EXERCISE GOAL :: Gather every line below where "title" appears.

MATERIAL SUPPLIED ::
○ ○ ○ ○ ○ ○ ○

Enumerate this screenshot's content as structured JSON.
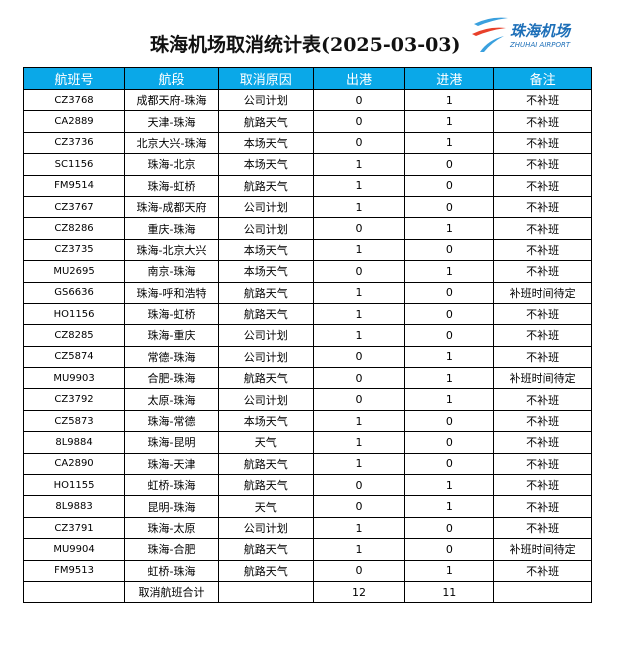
{
  "title": "珠海机场取消统计表(2025-03-03)",
  "logo": {
    "cn": "珠海机场",
    "en": "ZHUHAI AIRPORT"
  },
  "headers": [
    "航班号",
    "航段",
    "取消原因",
    "出港",
    "进港",
    "备注"
  ],
  "rows": [
    [
      "CZ3768",
      "成都天府-珠海",
      "公司计划",
      "0",
      "1",
      "不补班"
    ],
    [
      "CA2889",
      "天津-珠海",
      "航路天气",
      "0",
      "1",
      "不补班"
    ],
    [
      "CZ3736",
      "北京大兴-珠海",
      "本场天气",
      "0",
      "1",
      "不补班"
    ],
    [
      "SC1156",
      "珠海-北京",
      "本场天气",
      "1",
      "0",
      "不补班"
    ],
    [
      "FM9514",
      "珠海-虹桥",
      "航路天气",
      "1",
      "0",
      "不补班"
    ],
    [
      "CZ3767",
      "珠海-成都天府",
      "公司计划",
      "1",
      "0",
      "不补班"
    ],
    [
      "CZ8286",
      "重庆-珠海",
      "公司计划",
      "0",
      "1",
      "不补班"
    ],
    [
      "CZ3735",
      "珠海-北京大兴",
      "本场天气",
      "1",
      "0",
      "不补班"
    ],
    [
      "MU2695",
      "南京-珠海",
      "本场天气",
      "0",
      "1",
      "不补班"
    ],
    [
      "GS6636",
      "珠海-呼和浩特",
      "航路天气",
      "1",
      "0",
      "补班时间待定"
    ],
    [
      "HO1156",
      "珠海-虹桥",
      "航路天气",
      "1",
      "0",
      "不补班"
    ],
    [
      "CZ8285",
      "珠海-重庆",
      "公司计划",
      "1",
      "0",
      "不补班"
    ],
    [
      "CZ5874",
      "常德-珠海",
      "公司计划",
      "0",
      "1",
      "不补班"
    ],
    [
      "MU9903",
      "合肥-珠海",
      "航路天气",
      "0",
      "1",
      "补班时间待定"
    ],
    [
      "CZ3792",
      "太原-珠海",
      "公司计划",
      "0",
      "1",
      "不补班"
    ],
    [
      "CZ5873",
      "珠海-常德",
      "本场天气",
      "1",
      "0",
      "不补班"
    ],
    [
      "8L9884",
      "珠海-昆明",
      "天气",
      "1",
      "0",
      "不补班"
    ],
    [
      "CA2890",
      "珠海-天津",
      "航路天气",
      "1",
      "0",
      "不补班"
    ],
    [
      "HO1155",
      "虹桥-珠海",
      "航路天气",
      "0",
      "1",
      "不补班"
    ],
    [
      "8L9883",
      "昆明-珠海",
      "天气",
      "0",
      "1",
      "不补班"
    ],
    [
      "CZ3791",
      "珠海-太原",
      "公司计划",
      "1",
      "0",
      "不补班"
    ],
    [
      "MU9904",
      "珠海-合肥",
      "航路天气",
      "1",
      "0",
      "补班时间待定"
    ],
    [
      "FM9513",
      "虹桥-珠海",
      "航路天气",
      "0",
      "1",
      "不补班"
    ]
  ],
  "total": {
    "label": "取消航班合计",
    "out": "12",
    "in": "11"
  },
  "colors": {
    "header_bg": "#0aa8e8",
    "logo_blue": "#1d6fb8",
    "logo_red": "#e8402a"
  }
}
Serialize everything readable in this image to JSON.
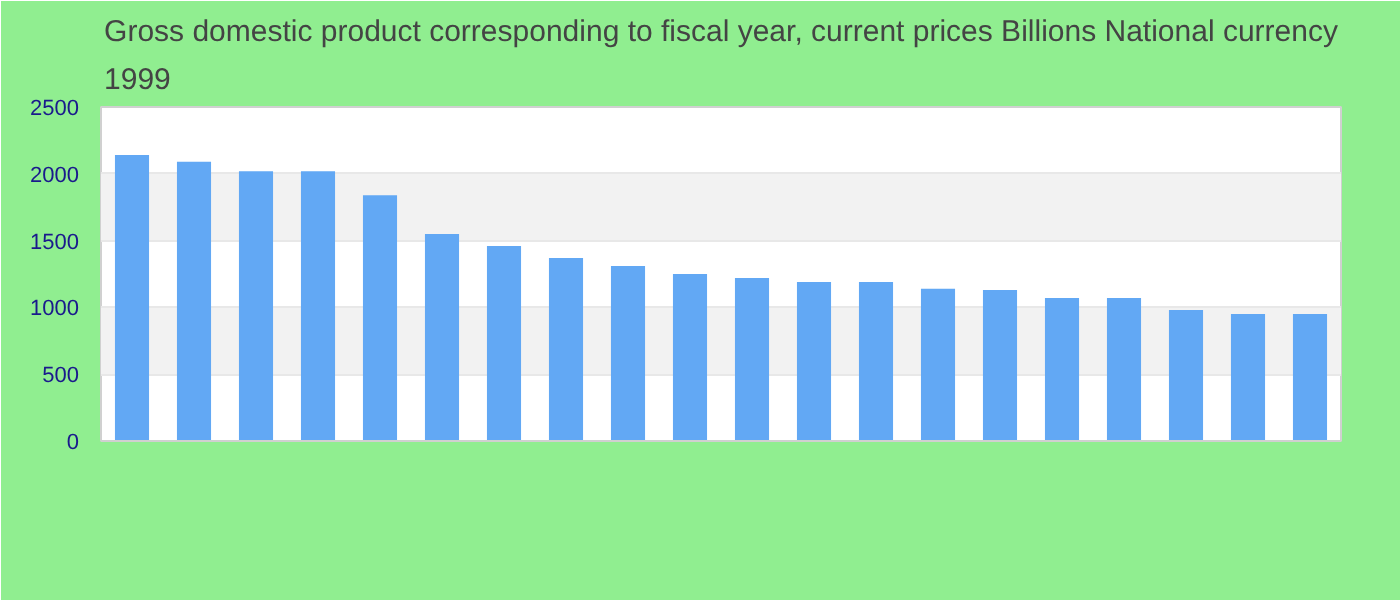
{
  "chart_data": {
    "type": "bar",
    "title": "Gross domestic product corresponding to fiscal year, current prices Billions National currency 1999",
    "categories": [
      null,
      null,
      null,
      null,
      null,
      null,
      null,
      null,
      null,
      null,
      null,
      null,
      null,
      null,
      null,
      null,
      null,
      null,
      null,
      null
    ],
    "values": [
      2140,
      2090,
      2020,
      2020,
      1840,
      1550,
      1460,
      1370,
      1310,
      1250,
      1220,
      1190,
      1190,
      1140,
      1130,
      1070,
      1070,
      980,
      950,
      950
    ],
    "color": "#62a8f4",
    "ylim": [
      0,
      2500
    ],
    "yticks": [
      0,
      500,
      1000,
      1500,
      2000,
      2500
    ],
    "grid": "y"
  }
}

○ ○ ○ ○ ○ ○ ○

IN RESPONSE ::
  "title": "珠海机场取消统计表(2025-03-03)",
    "title": "Gross domestic product corresponding to fiscal year, current prices Billions National currency 1999",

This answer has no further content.